--- start ---

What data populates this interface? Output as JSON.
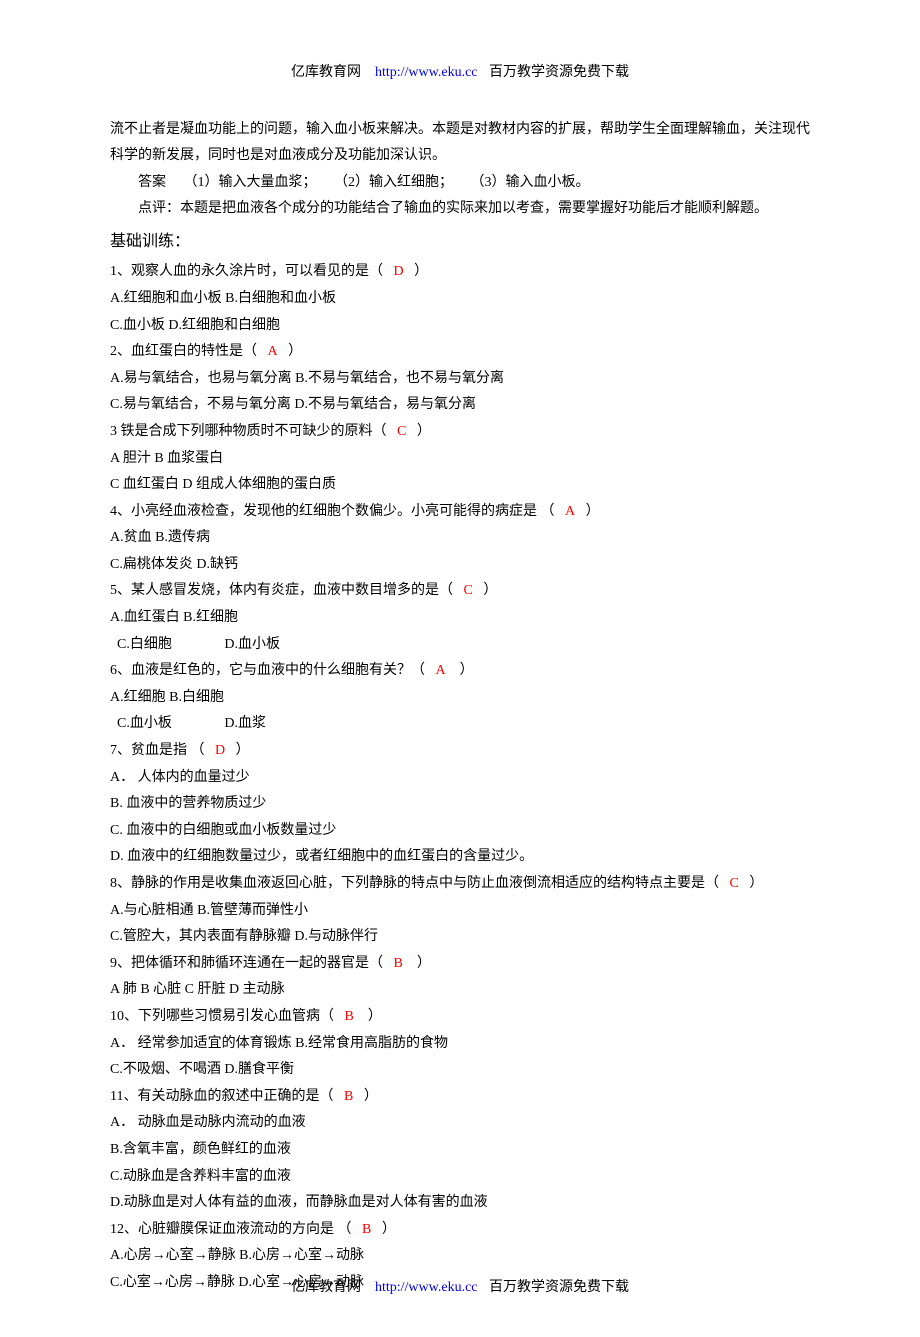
{
  "header": {
    "brand": "亿库教育网",
    "url": "http://www.eku.cc",
    "slogan": "百万教学资源免费下载"
  },
  "intro": {
    "p1": "流不止者是凝血功能上的问题，输入血小板来解决。本题是对教材内容的扩展，帮助学生全面理解输血，关注现代科学的新发展，同时也是对血液成分及功能加深认识。",
    "p2a": "答案",
    "p2b": "（1）输入大量血浆；",
    "p2c": "（2）输入红细胞；",
    "p2d": "（3）输入血小板。",
    "p3": "点评：本题是把血液各个成分的功能结合了输血的实际来加以考查，需要掌握好功能后才能顺利解题。"
  },
  "section_title": "基础训练：",
  "q1": {
    "stem": "1、观察人血的永久涂片时，可以看见的是（",
    "ans": "D",
    "close": "）",
    "opts1": "A.红细胞和血小板          B.白细胞和血小板",
    "opts2": "C.血小板               D.红细胞和白细胞"
  },
  "q2": {
    "stem": "2、血红蛋白的特性是（",
    "ans": "A",
    "close": "）",
    "opts1": "A.易与氧结合，也易与氧分离                   B.不易与氧结合，也不易与氧分离",
    "opts2": "C.易与氧结合，不易与氧分离                   D.不易与氧结合，易与氧分离"
  },
  "q3": {
    "stem": "3 铁是合成下列哪种物质时不可缺少的原料（",
    "ans": "C",
    "close": "）",
    "opts1": "A 胆汁                          B 血浆蛋白",
    "opts2": "C 血红蛋白                      D 组成人体细胞的蛋白质"
  },
  "q4": {
    "stem": "4、小亮经血液检查，发现他的红细胞个数偏少。小亮可能得的病症是        （",
    "ans": "A",
    "close": "）",
    "opts1": "A.贫血            B.遗传病",
    "opts2": "C.扁桃体发炎               D.缺钙"
  },
  "q5": {
    "stem": "5、某人感冒发烧，体内有炎症，血液中数目增多的是（",
    "ans": "C",
    "close": "）",
    "opts1": "A.血红蛋白                    B.红细胞",
    "opts2": "  C.白细胞               D.血小板"
  },
  "q6": {
    "stem": "6、血液是红色的，它与血液中的什么细胞有关？（",
    "ans": "A",
    "close": "）",
    "opts1": "A.红细胞                    B.白细胞",
    "opts2": "  C.血小板               D.血浆"
  },
  "q7": {
    "stem": "7、贫血是指          （",
    "ans": "D",
    "close": "）",
    "a": "A．  人体内的血量过少",
    "b": "B. 血液中的营养物质过少",
    "c": "C. 血液中的白细胞或血小板数量过少",
    "d": "D. 血液中的红细胞数量过少，或者红细胞中的血红蛋白的含量过少。"
  },
  "q8": {
    "stem": "8、静脉的作用是收集血液返回心脏，下列静脉的特点中与防止血液倒流相适应的结构特点主要是（",
    "ans": "C",
    "close": "）",
    "opts1": "A.与心脏相通                                B.管壁薄而弹性小",
    "opts2": "C.管腔大，其内表面有静脉瓣           D.与动脉伴行"
  },
  "q9": {
    "stem": "9、把体循环和肺循环连通在一起的器官是（",
    "ans": "B",
    "close": "）",
    "opts1": "A 肺                      B 心脏                     C 肝脏                    D 主动脉"
  },
  "q10": {
    "stem": "10、下列哪些习惯易引发心血管病（",
    "ans": "B",
    "close": "）",
    "opts1": "A．  经常参加适宜的体育锻炼                B.经常食用高脂肪的食物",
    "opts2": "C.不吸烟、不喝酒                                   D.膳食平衡"
  },
  "q11": {
    "stem": "11、有关动脉血的叙述中正确的是（",
    "ans": "B",
    "close": "）",
    "a": "A．  动脉血是动脉内流动的血液",
    "b": "B.含氧丰富，颜色鲜红的血液",
    "c": "C.动脉血是含养料丰富的血液",
    "d": "D.动脉血是对人体有益的血液，而静脉血是对人体有害的血液"
  },
  "q12": {
    "stem": "12、心脏瓣膜保证血液流动的方向是  （",
    "ans": "B",
    "close": "）",
    "opts1": "A.心房→心室→静脉         B.心房→心室→动脉",
    "opts2": "C.心室→心房→静脉          D.心室→心房→动脉"
  }
}
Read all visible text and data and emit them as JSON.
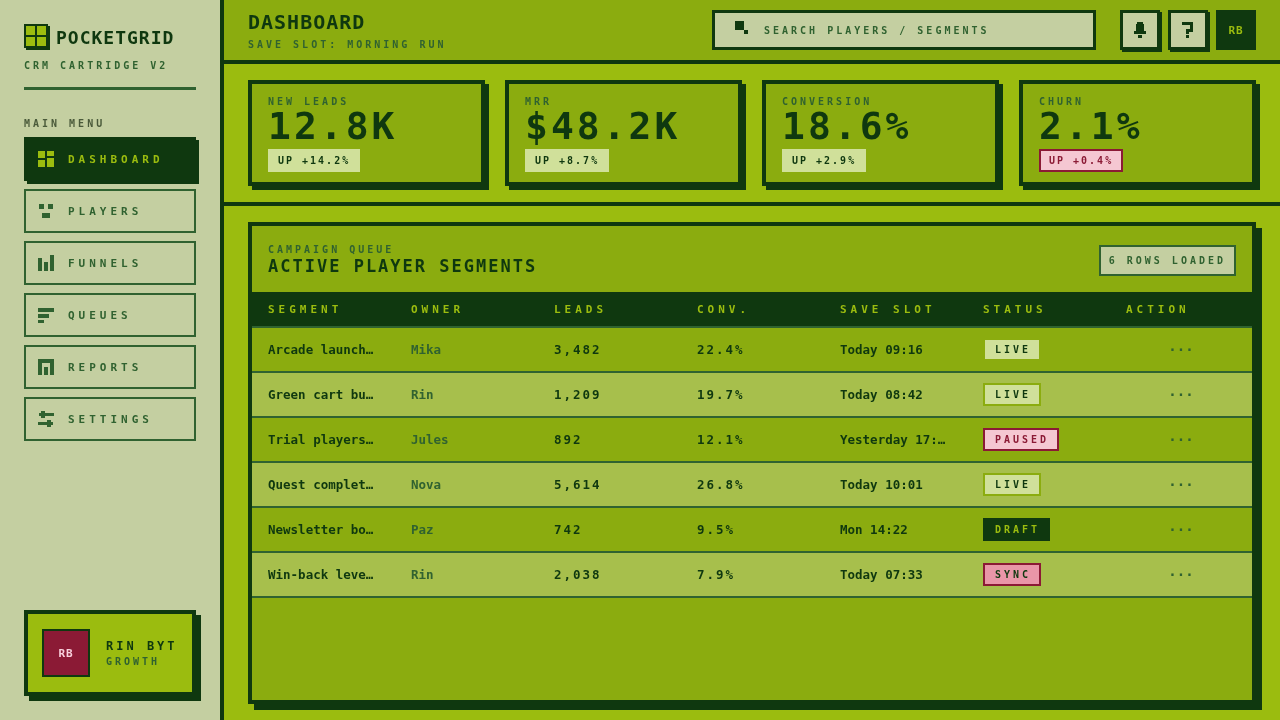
{
  "sidebar": {
    "brand": "POCKETGRID",
    "tagline": "CRM CARTRIDGE V2",
    "menu_title": "MAIN MENU",
    "items": [
      {
        "label": "DASHBOARD",
        "selected": true
      },
      {
        "label": "PLAYERS",
        "selected": false
      },
      {
        "label": "FUNNELS",
        "selected": false
      },
      {
        "label": "QUEUES",
        "selected": false
      },
      {
        "label": "REPORTS",
        "selected": false
      },
      {
        "label": "SETTINGS",
        "selected": false
      }
    ],
    "profile": {
      "initials": "RB",
      "name": "RIN BYT",
      "role": "GROWTH"
    }
  },
  "header": {
    "title": "DASHBOARD",
    "subtitle": "SAVE SLOT: MORNING RUN",
    "search": {
      "placeholder": "SEARCH PLAYERS / SEGMENTS"
    },
    "avatar": "RB"
  },
  "kpis": [
    {
      "label": "NEW LEADS",
      "value": "12.8K",
      "change": "UP +14.2%",
      "kind": "good"
    },
    {
      "label": "MRR",
      "value": "$48.2K",
      "change": "UP +8.7%",
      "kind": "good"
    },
    {
      "label": "CONVERSION",
      "value": "18.6%",
      "change": "UP +2.9%",
      "kind": "good"
    },
    {
      "label": "CHURN",
      "value": "2.1%",
      "change": "UP +0.4%",
      "kind": "bad"
    }
  ],
  "panel": {
    "eyebrow": "CAMPAIGN QUEUE",
    "title": "ACTIVE PLAYER SEGMENTS",
    "rows_loaded": "6 ROWS LOADED",
    "columns": [
      "SEGMENT",
      "OWNER",
      "LEADS",
      "CONV.",
      "SAVE SLOT",
      "STATUS",
      "ACTION"
    ],
    "rows": [
      {
        "segment": "Arcade launch…",
        "owner": "Mika",
        "leads": "3,482",
        "conv": "22.4%",
        "save_slot": "Today 09:16",
        "status": {
          "label": "LIVE",
          "kind": "live"
        },
        "action": "···"
      },
      {
        "segment": "Green cart bu…",
        "owner": "Rin",
        "leads": "1,209",
        "conv": "19.7%",
        "save_slot": "Today 08:42",
        "status": {
          "label": "LIVE",
          "kind": "live"
        },
        "action": "···"
      },
      {
        "segment": "Trial players…",
        "owner": "Jules",
        "leads": "892",
        "conv": "12.1%",
        "save_slot": "Yesterday 17:…",
        "status": {
          "label": "PAUSED",
          "kind": "paused"
        },
        "action": "···"
      },
      {
        "segment": "Quest complet…",
        "owner": "Nova",
        "leads": "5,614",
        "conv": "26.8%",
        "save_slot": "Today 10:01",
        "status": {
          "label": "LIVE",
          "kind": "live"
        },
        "action": "···"
      },
      {
        "segment": "Newsletter bo…",
        "owner": "Paz",
        "leads": "742",
        "conv": "9.5%",
        "save_slot": "Mon 14:22",
        "status": {
          "label": "DRAFT",
          "kind": "draft"
        },
        "action": "···"
      },
      {
        "segment": "Win-back leve…",
        "owner": "Rin",
        "leads": "2,038",
        "conv": "7.9%",
        "save_slot": "Today 07:33",
        "status": {
          "label": "SYNC",
          "kind": "sync"
        },
        "action": "···"
      }
    ]
  }
}
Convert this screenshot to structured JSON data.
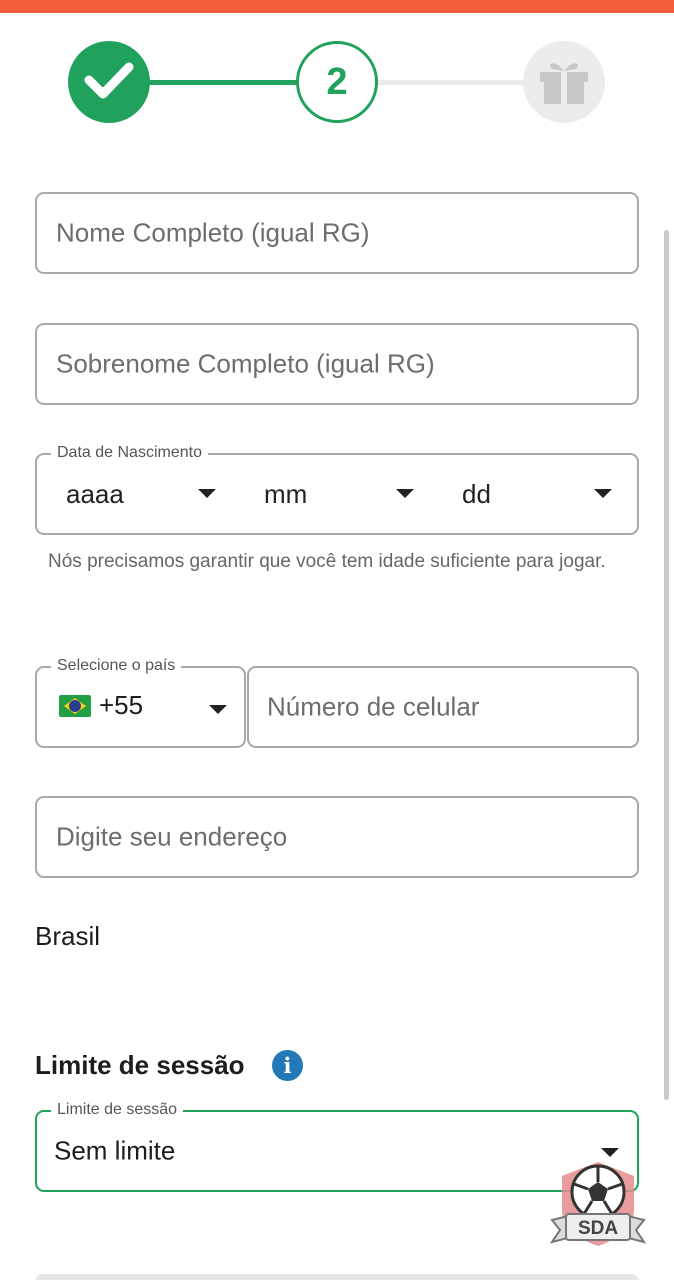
{
  "stepper": {
    "current_step": "2"
  },
  "form": {
    "first_name_placeholder": "Nome Completo (igual RG)",
    "last_name_placeholder": "Sobrenome Completo (igual RG)",
    "dob": {
      "legend": "Data de Nascimento",
      "year": "aaaa",
      "month": "mm",
      "day": "dd"
    },
    "dob_helper": "Nós precisamos garantir que você tem idade suficiente para jogar.",
    "country_code": {
      "legend": "Selecione o país",
      "value": "+55"
    },
    "phone_placeholder": "Número de celular",
    "address_placeholder": "Digite seu endereço",
    "country_name": "Brasil",
    "session_limit": {
      "section_title": "Limite de sessão",
      "legend": "Limite de sessão",
      "value": "Sem limite"
    }
  },
  "watermark": {
    "text": "SDA"
  },
  "colors": {
    "accent": "#20a25d",
    "top_bar": "#f45d3b",
    "info": "#2378b8"
  }
}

--- end ---

**Exercise description**
Copy every line of the material in which the word "JSON" occurs.

**The reply**
What data populates this interface? Output as JSON.
Read all visible text and data and emit them as JSON.
Convert this screenshot to structured JSON data.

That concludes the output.